> Written instruction:
Transcribe all of the records word for word, but omit the pictures.
** BEGIN **
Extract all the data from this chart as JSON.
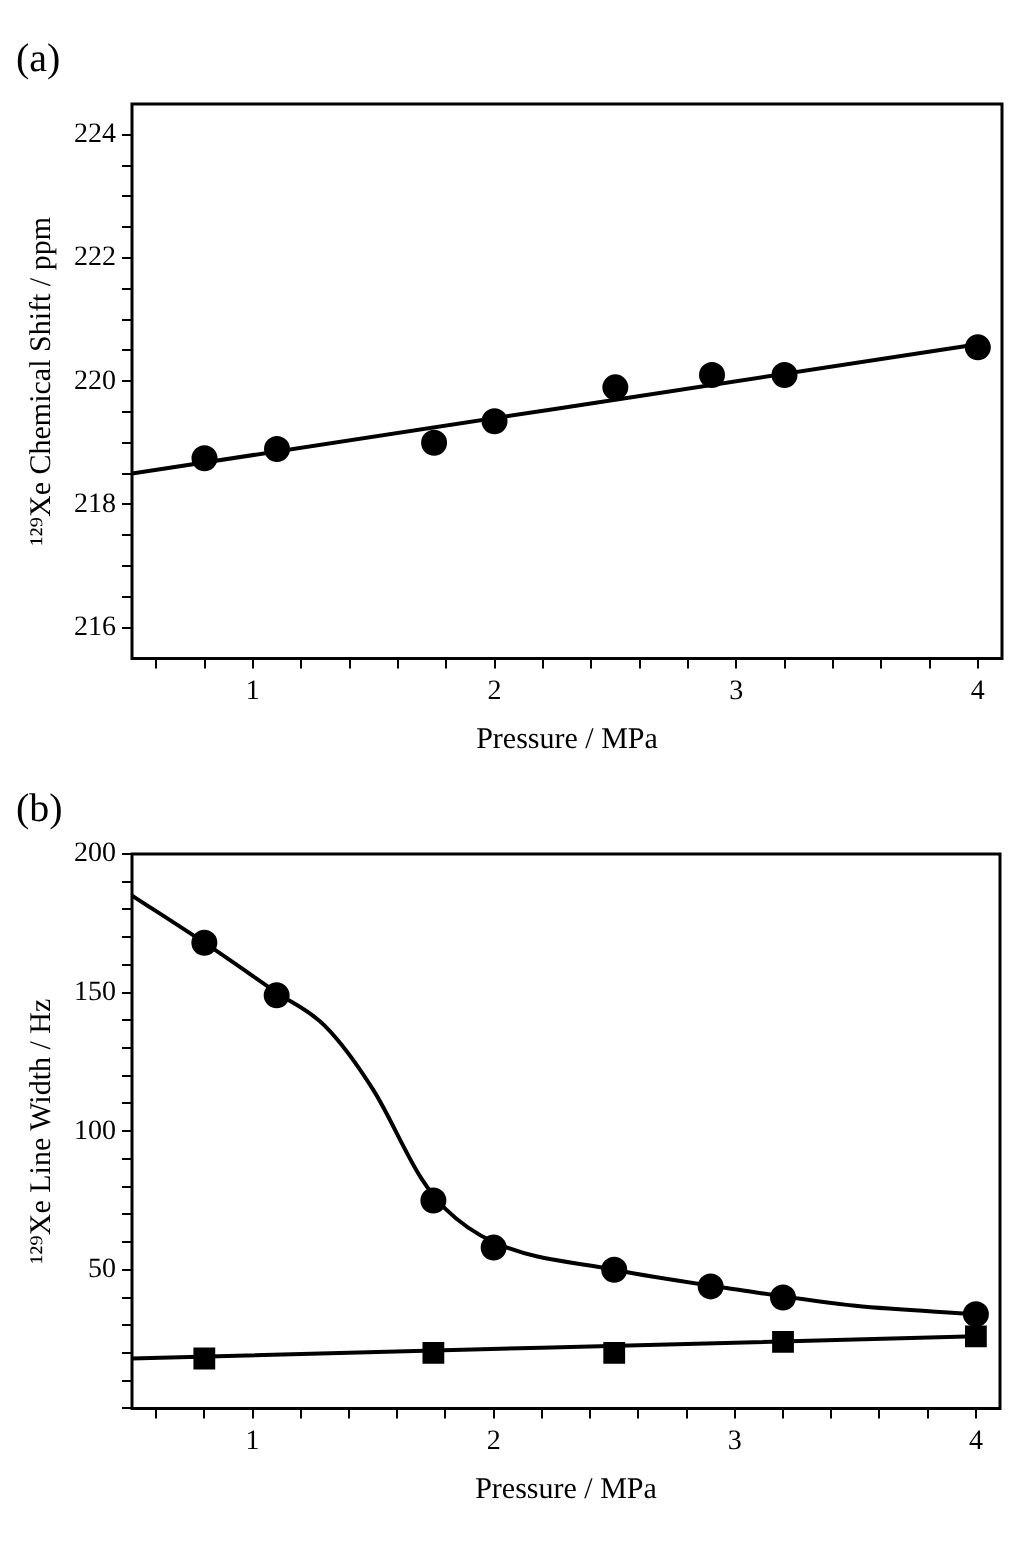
{
  "chart_data": [
    {
      "type": "scatter",
      "title": "(a)",
      "xlabel": "Pressure / MPa",
      "ylabel": "¹²⁹Xe Chemical Shift / ppm",
      "xlim": [
        0.5,
        4.1
      ],
      "ylim": [
        215.5,
        224.5
      ],
      "xticks": [
        {
          "value": 0.6,
          "label": null
        },
        {
          "value": 0.8,
          "label": null
        },
        1,
        {
          "value": 1.2,
          "label": null
        },
        {
          "value": 1.4,
          "label": null
        },
        {
          "value": 1.6,
          "label": null
        },
        {
          "value": 1.8,
          "label": null
        },
        2,
        {
          "value": 2.2,
          "label": null
        },
        {
          "value": 2.4,
          "label": null
        },
        {
          "value": 2.6,
          "label": null
        },
        {
          "value": 2.8,
          "label": null
        },
        3,
        {
          "value": 3.2,
          "label": null
        },
        {
          "value": 3.4,
          "label": null
        },
        {
          "value": 3.6,
          "label": null
        },
        {
          "value": 3.8,
          "label": null
        },
        4
      ],
      "yticks": [
        216,
        {
          "value": 216.5,
          "label": null
        },
        {
          "value": 217,
          "label": null
        },
        {
          "value": 217.5,
          "label": null
        },
        218,
        {
          "value": 218.5,
          "label": null
        },
        {
          "value": 219,
          "label": null
        },
        {
          "value": 219.5,
          "label": null
        },
        220,
        {
          "value": 220.5,
          "label": null
        },
        {
          "value": 221,
          "label": null
        },
        {
          "value": 221.5,
          "label": null
        },
        222,
        {
          "value": 222.5,
          "label": null
        },
        {
          "value": 223,
          "label": null
        },
        {
          "value": 223.5,
          "label": null
        },
        224
      ],
      "grid": false,
      "legend": false,
      "series": [
        {
          "type": "scatter",
          "marker": "circle",
          "color": "#000000",
          "x": [
            0.8,
            1.1,
            1.75,
            2.0,
            2.5,
            2.9,
            3.2,
            4.0
          ],
          "values": [
            218.75,
            218.9,
            219.0,
            219.35,
            219.9,
            220.1,
            220.1,
            220.55
          ]
        },
        {
          "type": "line",
          "marker": "none",
          "line_style": "solid",
          "color": "#000000",
          "x": [
            0.5,
            4.0
          ],
          "values": [
            218.5,
            220.6
          ]
        }
      ]
    },
    {
      "type": "scatter",
      "title": "(b)",
      "xlabel": "Pressure / MPa",
      "ylabel": "¹²⁹Xe Line Width / Hz",
      "xlim": [
        0.5,
        4.1
      ],
      "ylim": [
        0,
        200
      ],
      "xticks": [
        {
          "value": 0.6,
          "label": null
        },
        {
          "value": 0.8,
          "label": null
        },
        1,
        {
          "value": 1.2,
          "label": null
        },
        {
          "value": 1.4,
          "label": null
        },
        {
          "value": 1.6,
          "label": null
        },
        {
          "value": 1.8,
          "label": null
        },
        2,
        {
          "value": 2.2,
          "label": null
        },
        {
          "value": 2.4,
          "label": null
        },
        {
          "value": 2.6,
          "label": null
        },
        {
          "value": 2.8,
          "label": null
        },
        3,
        {
          "value": 3.2,
          "label": null
        },
        {
          "value": 3.4,
          "label": null
        },
        {
          "value": 3.6,
          "label": null
        },
        {
          "value": 3.8,
          "label": null
        },
        4
      ],
      "yticks": [
        {
          "value": 0,
          "label": null
        },
        {
          "value": 10,
          "label": null
        },
        {
          "value": 20,
          "label": null
        },
        {
          "value": 30,
          "label": null
        },
        {
          "value": 40,
          "label": null
        },
        50,
        {
          "value": 60,
          "label": null
        },
        {
          "value": 70,
          "label": null
        },
        {
          "value": 80,
          "label": null
        },
        {
          "value": 90,
          "label": null
        },
        100,
        {
          "value": 110,
          "label": null
        },
        {
          "value": 120,
          "label": null
        },
        {
          "value": 130,
          "label": null
        },
        {
          "value": 140,
          "label": null
        },
        150,
        {
          "value": 160,
          "label": null
        },
        {
          "value": 170,
          "label": null
        },
        {
          "value": 180,
          "label": null
        },
        {
          "value": 190,
          "label": null
        },
        200
      ],
      "grid": false,
      "legend": false,
      "series": [
        {
          "type": "scatter",
          "marker": "circle",
          "color": "#000000",
          "x": [
            0.8,
            1.1,
            1.75,
            2.0,
            2.5,
            2.9,
            3.2,
            4.0
          ],
          "values": [
            168,
            149,
            75,
            58,
            50,
            44,
            40,
            34
          ]
        },
        {
          "type": "line",
          "marker": "none",
          "line_style": "solid",
          "color": "#000000",
          "x": [
            0.5,
            0.8,
            1.1,
            1.3,
            1.5,
            1.7,
            1.8,
            2.0,
            2.5,
            3.0,
            3.5,
            4.0
          ],
          "values": [
            185,
            168,
            150,
            138,
            115,
            83,
            72,
            60,
            50,
            43,
            37,
            34
          ]
        },
        {
          "type": "scatter",
          "marker": "square",
          "color": "#000000",
          "x": [
            0.8,
            1.75,
            2.5,
            3.2,
            4.0
          ],
          "values": [
            18,
            20,
            20,
            24,
            26
          ]
        },
        {
          "type": "line",
          "marker": "none",
          "line_style": "solid",
          "color": "#000000",
          "x": [
            0.5,
            4.0
          ],
          "values": [
            18,
            26
          ]
        }
      ]
    }
  ]
}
** END **
> Final answer:
Extract all the data from this chart as JSON.
{
  "chart_data": [
    {
      "type": "scatter",
      "title": "(a)",
      "xlabel": "Pressure / MPa",
      "ylabel": "¹²⁹Xe Chemical Shift / ppm",
      "xlim": [
        0.5,
        4.1
      ],
      "ylim": [
        215.5,
        224.5
      ],
      "xticks": [
        {
          "value": 0.6,
          "label": null
        },
        {
          "value": 0.8,
          "label": null
        },
        1,
        {
          "value": 1.2,
          "label": null
        },
        {
          "value": 1.4,
          "label": null
        },
        {
          "value": 1.6,
          "label": null
        },
        {
          "value": 1.8,
          "label": null
        },
        2,
        {
          "value": 2.2,
          "label": null
        },
        {
          "value": 2.4,
          "label": null
        },
        {
          "value": 2.6,
          "label": null
        },
        {
          "value": 2.8,
          "label": null
        },
        3,
        {
          "value": 3.2,
          "label": null
        },
        {
          "value": 3.4,
          "label": null
        },
        {
          "value": 3.6,
          "label": null
        },
        {
          "value": 3.8,
          "label": null
        },
        4
      ],
      "yticks": [
        216,
        {
          "value": 216.5,
          "label": null
        },
        {
          "value": 217,
          "label": null
        },
        {
          "value": 217.5,
          "label": null
        },
        218,
        {
          "value": 218.5,
          "label": null
        },
        {
          "value": 219,
          "label": null
        },
        {
          "value": 219.5,
          "label": null
        },
        220,
        {
          "value": 220.5,
          "label": null
        },
        {
          "value": 221,
          "label": null
        },
        {
          "value": 221.5,
          "label": null
        },
        222,
        {
          "value": 222.5,
          "label": null
        },
        {
          "value": 223,
          "label": null
        },
        {
          "value": 223.5,
          "label": null
        },
        224
      ],
      "grid": false,
      "legend": false,
      "series": [
        {
          "type": "scatter",
          "marker": "circle",
          "color": "#000000",
          "x": [
            0.8,
            1.1,
            1.75,
            2.0,
            2.5,
            2.9,
            3.2,
            4.0
          ],
          "values": [
            218.75,
            218.9,
            219.0,
            219.35,
            219.9,
            220.1,
            220.1,
            220.55
          ]
        },
        {
          "type": "line",
          "marker": "none",
          "line_style": "solid",
          "color": "#000000",
          "x": [
            0.5,
            4.0
          ],
          "values": [
            218.5,
            220.6
          ]
        }
      ]
    },
    {
      "type": "scatter",
      "title": "(b)",
      "xlabel": "Pressure / MPa",
      "ylabel": "¹²⁹Xe Line Width / Hz",
      "xlim": [
        0.5,
        4.1
      ],
      "ylim": [
        0,
        200
      ],
      "xticks": [
        {
          "value": 0.6,
          "label": null
        },
        {
          "value": 0.8,
          "label": null
        },
        1,
        {
          "value": 1.2,
          "label": null
        },
        {
          "value": 1.4,
          "label": null
        },
        {
          "value": 1.6,
          "label": null
        },
        {
          "value": 1.8,
          "label": null
        },
        2,
        {
          "value": 2.2,
          "label": null
        },
        {
          "value": 2.4,
          "label": null
        },
        {
          "value": 2.6,
          "label": null
        },
        {
          "value": 2.8,
          "label": null
        },
        3,
        {
          "value": 3.2,
          "label": null
        },
        {
          "value": 3.4,
          "label": null
        },
        {
          "value": 3.6,
          "label": null
        },
        {
          "value": 3.8,
          "label": null
        },
        4
      ],
      "yticks": [
        {
          "value": 0,
          "label": null
        },
        {
          "value": 10,
          "label": null
        },
        {
          "value": 20,
          "label": null
        },
        {
          "value": 30,
          "label": null
        },
        {
          "value": 40,
          "label": null
        },
        50,
        {
          "value": 60,
          "label": null
        },
        {
          "value": 70,
          "label": null
        },
        {
          "value": 80,
          "label": null
        },
        {
          "value": 90,
          "label": null
        },
        100,
        {
          "value": 110,
          "label": null
        },
        {
          "value": 120,
          "label": null
        },
        {
          "value": 130,
          "label": null
        },
        {
          "value": 140,
          "label": null
        },
        150,
        {
          "value": 160,
          "label": null
        },
        {
          "value": 170,
          "label": null
        },
        {
          "value": 180,
          "label": null
        },
        {
          "value": 190,
          "label": null
        },
        200
      ],
      "grid": false,
      "legend": false,
      "series": [
        {
          "type": "scatter",
          "marker": "circle",
          "color": "#000000",
          "x": [
            0.8,
            1.1,
            1.75,
            2.0,
            2.5,
            2.9,
            3.2,
            4.0
          ],
          "values": [
            168,
            149,
            75,
            58,
            50,
            44,
            40,
            34
          ]
        },
        {
          "type": "line",
          "marker": "none",
          "line_style": "solid",
          "color": "#000000",
          "x": [
            0.5,
            0.8,
            1.1,
            1.3,
            1.5,
            1.7,
            1.8,
            2.0,
            2.5,
            3.0,
            3.5,
            4.0
          ],
          "values": [
            185,
            168,
            150,
            138,
            115,
            83,
            72,
            60,
            50,
            43,
            37,
            34
          ]
        },
        {
          "type": "scatter",
          "marker": "square",
          "color": "#000000",
          "x": [
            0.8,
            1.75,
            2.5,
            3.2,
            4.0
          ],
          "values": [
            18,
            20,
            20,
            24,
            26
          ]
        },
        {
          "type": "line",
          "marker": "none",
          "line_style": "solid",
          "color": "#000000",
          "x": [
            0.5,
            4.0
          ],
          "values": [
            18,
            26
          ]
        }
      ]
    }
  ]
}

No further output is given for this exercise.